*WHAT IS ASKED*. Transcribe the entries exactly; images are not part of the copy.

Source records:
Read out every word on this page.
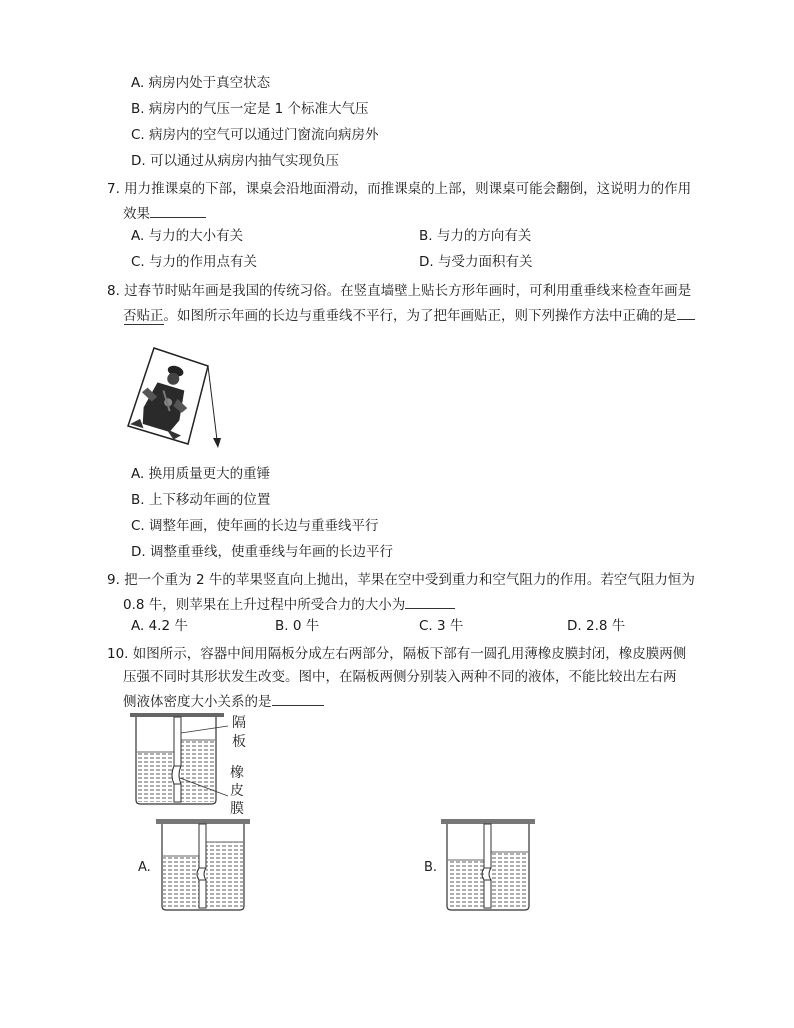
A. 病房内处于真空状态
B. 病房内的气压一定是 1 个标准大气压
C. 病房内的空气可以通过门窗流向病房外
D. 可以通过从病房内抽气实现负压
7. 用力推课桌的下部，课桌会沿地面滑动，而推课桌的上部，则课桌可能会翻倒，这说明力的作用
效果
A. 与力的大小有关	B. 与力的方向有关
C. 与力的作用点有关	D. 与受力面积有关
8. 过春节时贴年画是我国的传统习俗。在竖直墙壁上贴长方形年画时，可利用重垂线来检查年画是
否贴正。如图所示年画的长边与重垂线不平行，为了把年画贴正，则下列操作方法中正确的是
A. 换用质量更大的重锤
B. 上下移动年画的位置
C. 调整年画，使年画的长边与重垂线平行
D. 调整重垂线，使重垂线与年画的长边平行
9. 把一个重为 2 牛的苹果竖直向上抛出，苹果在空中受到重力和空气阻力的作用。若空气阻力恒为
0.8 牛，则苹果在上升过程中所受合力的大小为
A. 4.2 牛	B. 0 牛	C. 3 牛	D. 2.8 牛
10. 如图所示，容器中间用隔板分成左右两部分，隔板下部有一圆孔用薄橡皮膜封闭，橡皮膜两侧
压强不同时其形状发生改变。图中，在隔板两侧分别装入两种不同的液体，不能比较出左右两
侧液体密度大小关系的是
隔
板
橡
皮
膜
A.	B.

*ANSWER FOR THE TASK*.
Read out every word on this page.
A. 病房内处于真空状态
B. 病房内的气压一定是 1 个标准大气压
C. 病房内的空气可以通过门窗流向病房外
D. 可以通过从病房内抽气实现负压
7. 用力推课桌的下部，课桌会沿地面滑动，而推课桌的上部，则课桌可能会翻倒，这说明力的作用
效果
A. 与力的大小有关	B. 与力的方向有关
C. 与力的作用点有关	D. 与受力面积有关
8. 过春节时贴年画是我国的传统习俗。在竖直墙壁上贴长方形年画时，可利用重垂线来检查年画是
否贴正。如图所示年画的长边与重垂线不平行，为了把年画贴正，则下列操作方法中正确的是
A. 换用质量更大的重锤
B. 上下移动年画的位置
C. 调整年画，使年画的长边与重垂线平行
D. 调整重垂线，使重垂线与年画的长边平行
9. 把一个重为 2 牛的苹果竖直向上抛出，苹果在空中受到重力和空气阻力的作用。若空气阻力恒为
0.8 牛，则苹果在上升过程中所受合力的大小为
A. 4.2 牛	B. 0 牛	C. 3 牛	D. 2.8 牛
10. 如图所示，容器中间用隔板分成左右两部分，隔板下部有一圆孔用薄橡皮膜封闭，橡皮膜两侧
压强不同时其形状发生改变。图中，在隔板两侧分别装入两种不同的液体，不能比较出左右两
侧液体密度大小关系的是
隔
板
橡
皮
膜
A.	B.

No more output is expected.